**Directive**
Write only the number of lines holding the string "taken".

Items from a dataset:
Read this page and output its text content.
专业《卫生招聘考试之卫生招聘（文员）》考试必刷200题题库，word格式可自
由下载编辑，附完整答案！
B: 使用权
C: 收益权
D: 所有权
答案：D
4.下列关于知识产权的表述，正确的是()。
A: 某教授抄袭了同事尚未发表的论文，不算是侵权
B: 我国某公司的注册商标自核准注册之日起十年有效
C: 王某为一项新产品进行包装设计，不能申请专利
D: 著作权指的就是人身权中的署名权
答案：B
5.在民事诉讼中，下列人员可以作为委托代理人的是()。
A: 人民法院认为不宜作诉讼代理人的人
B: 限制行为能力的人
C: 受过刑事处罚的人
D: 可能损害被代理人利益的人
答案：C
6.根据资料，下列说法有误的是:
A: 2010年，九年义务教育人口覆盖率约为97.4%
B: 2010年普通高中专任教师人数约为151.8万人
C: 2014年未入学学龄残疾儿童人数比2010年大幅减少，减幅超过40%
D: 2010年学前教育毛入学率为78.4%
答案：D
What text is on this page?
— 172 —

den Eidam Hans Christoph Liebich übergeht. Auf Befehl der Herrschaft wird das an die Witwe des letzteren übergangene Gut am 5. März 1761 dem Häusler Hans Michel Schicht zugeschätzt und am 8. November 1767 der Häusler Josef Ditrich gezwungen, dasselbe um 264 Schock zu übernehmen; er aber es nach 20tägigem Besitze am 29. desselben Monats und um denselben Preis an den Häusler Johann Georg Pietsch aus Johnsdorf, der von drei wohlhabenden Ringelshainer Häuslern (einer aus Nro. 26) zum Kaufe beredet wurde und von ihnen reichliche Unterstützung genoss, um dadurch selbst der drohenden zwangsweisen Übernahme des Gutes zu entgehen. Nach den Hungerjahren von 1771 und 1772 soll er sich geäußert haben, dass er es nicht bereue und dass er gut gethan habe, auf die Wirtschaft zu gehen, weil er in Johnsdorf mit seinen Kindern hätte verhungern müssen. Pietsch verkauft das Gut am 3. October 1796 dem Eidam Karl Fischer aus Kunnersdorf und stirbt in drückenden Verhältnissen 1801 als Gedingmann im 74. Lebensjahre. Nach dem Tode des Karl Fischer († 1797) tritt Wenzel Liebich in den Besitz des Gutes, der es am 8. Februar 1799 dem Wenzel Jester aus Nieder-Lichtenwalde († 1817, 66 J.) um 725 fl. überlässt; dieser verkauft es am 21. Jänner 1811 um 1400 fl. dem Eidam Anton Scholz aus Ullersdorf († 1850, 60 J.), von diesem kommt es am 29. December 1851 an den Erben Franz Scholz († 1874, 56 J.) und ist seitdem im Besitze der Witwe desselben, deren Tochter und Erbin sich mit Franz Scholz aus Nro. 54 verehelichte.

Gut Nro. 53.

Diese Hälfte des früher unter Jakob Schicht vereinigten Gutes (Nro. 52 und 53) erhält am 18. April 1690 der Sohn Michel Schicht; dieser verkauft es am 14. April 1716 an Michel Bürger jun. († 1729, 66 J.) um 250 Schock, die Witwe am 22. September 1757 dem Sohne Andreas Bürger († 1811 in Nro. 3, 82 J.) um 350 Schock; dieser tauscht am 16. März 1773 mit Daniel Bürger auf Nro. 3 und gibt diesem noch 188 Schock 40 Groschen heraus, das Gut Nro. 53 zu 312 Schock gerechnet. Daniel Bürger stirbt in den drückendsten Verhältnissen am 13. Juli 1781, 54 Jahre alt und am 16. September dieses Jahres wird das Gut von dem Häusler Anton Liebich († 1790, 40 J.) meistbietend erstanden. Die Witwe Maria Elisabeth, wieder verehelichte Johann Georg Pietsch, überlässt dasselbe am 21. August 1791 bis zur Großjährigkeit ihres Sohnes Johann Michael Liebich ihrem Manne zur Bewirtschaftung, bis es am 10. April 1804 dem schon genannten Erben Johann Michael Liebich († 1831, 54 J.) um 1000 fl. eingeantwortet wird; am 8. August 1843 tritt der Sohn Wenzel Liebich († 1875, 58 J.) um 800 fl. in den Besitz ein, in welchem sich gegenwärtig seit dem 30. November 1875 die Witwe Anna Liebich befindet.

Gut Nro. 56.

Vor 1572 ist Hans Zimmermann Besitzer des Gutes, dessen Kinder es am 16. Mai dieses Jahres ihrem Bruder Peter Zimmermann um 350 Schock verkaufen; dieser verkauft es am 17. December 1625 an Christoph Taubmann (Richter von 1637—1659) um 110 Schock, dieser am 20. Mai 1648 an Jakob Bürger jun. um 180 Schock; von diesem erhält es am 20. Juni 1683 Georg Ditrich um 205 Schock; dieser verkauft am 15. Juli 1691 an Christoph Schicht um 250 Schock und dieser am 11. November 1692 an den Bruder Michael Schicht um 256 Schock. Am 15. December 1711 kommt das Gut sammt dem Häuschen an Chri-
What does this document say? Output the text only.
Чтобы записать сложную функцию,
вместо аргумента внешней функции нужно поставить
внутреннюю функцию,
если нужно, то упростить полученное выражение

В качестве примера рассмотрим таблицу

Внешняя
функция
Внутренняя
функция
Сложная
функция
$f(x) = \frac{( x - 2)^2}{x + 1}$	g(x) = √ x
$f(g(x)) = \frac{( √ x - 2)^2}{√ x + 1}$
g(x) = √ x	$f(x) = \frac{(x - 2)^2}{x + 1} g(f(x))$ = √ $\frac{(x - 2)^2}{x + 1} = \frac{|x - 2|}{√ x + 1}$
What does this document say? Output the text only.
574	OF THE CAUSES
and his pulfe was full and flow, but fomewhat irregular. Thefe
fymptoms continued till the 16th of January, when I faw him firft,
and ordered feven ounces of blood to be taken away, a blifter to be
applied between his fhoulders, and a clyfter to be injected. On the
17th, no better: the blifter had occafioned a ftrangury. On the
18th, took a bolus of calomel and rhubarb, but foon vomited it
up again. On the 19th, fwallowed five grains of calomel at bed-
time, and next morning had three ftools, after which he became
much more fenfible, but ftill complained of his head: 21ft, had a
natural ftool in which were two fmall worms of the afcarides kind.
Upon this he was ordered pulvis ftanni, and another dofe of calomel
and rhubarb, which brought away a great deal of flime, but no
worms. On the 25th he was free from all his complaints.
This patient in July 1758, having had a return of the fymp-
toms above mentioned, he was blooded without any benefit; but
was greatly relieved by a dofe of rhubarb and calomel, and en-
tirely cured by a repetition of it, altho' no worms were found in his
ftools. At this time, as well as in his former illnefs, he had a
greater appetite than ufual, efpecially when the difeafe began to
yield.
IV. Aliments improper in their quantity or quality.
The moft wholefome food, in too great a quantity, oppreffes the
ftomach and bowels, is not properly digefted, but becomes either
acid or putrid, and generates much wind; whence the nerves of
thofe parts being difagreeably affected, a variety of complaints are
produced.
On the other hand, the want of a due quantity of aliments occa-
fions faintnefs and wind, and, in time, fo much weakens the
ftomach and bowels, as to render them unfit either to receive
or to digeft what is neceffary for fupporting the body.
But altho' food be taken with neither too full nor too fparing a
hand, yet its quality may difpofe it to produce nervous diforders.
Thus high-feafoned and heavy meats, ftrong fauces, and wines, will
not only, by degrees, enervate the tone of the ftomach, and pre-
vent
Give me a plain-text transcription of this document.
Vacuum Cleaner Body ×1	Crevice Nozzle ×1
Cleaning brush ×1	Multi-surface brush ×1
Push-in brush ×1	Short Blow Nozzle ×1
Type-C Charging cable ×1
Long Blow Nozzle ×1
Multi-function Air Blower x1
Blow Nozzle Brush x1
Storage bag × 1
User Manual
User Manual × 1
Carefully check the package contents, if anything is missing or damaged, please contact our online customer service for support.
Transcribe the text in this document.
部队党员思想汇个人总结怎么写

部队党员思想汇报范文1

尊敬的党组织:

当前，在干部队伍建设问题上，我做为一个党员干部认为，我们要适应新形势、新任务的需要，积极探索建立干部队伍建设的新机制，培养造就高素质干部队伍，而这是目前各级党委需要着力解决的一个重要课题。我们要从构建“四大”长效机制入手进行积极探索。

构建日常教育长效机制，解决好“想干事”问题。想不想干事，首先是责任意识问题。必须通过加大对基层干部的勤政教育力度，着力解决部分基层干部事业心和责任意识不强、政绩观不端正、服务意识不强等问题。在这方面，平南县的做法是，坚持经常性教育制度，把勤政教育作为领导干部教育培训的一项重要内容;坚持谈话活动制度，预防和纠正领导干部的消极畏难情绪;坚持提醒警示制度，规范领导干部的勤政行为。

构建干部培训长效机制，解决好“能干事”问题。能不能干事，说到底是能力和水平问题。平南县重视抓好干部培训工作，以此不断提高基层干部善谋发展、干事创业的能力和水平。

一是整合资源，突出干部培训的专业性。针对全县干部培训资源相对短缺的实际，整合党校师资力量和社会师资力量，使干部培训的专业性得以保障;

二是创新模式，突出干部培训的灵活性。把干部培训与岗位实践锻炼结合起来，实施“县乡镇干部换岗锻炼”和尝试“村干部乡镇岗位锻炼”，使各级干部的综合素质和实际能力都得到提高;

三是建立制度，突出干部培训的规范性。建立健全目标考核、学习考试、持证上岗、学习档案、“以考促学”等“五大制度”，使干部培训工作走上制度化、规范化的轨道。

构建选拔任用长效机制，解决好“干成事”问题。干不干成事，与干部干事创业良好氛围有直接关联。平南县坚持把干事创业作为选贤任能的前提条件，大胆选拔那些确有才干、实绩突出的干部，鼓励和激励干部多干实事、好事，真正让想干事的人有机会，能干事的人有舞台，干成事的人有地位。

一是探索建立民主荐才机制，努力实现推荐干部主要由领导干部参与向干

**Written reply**
2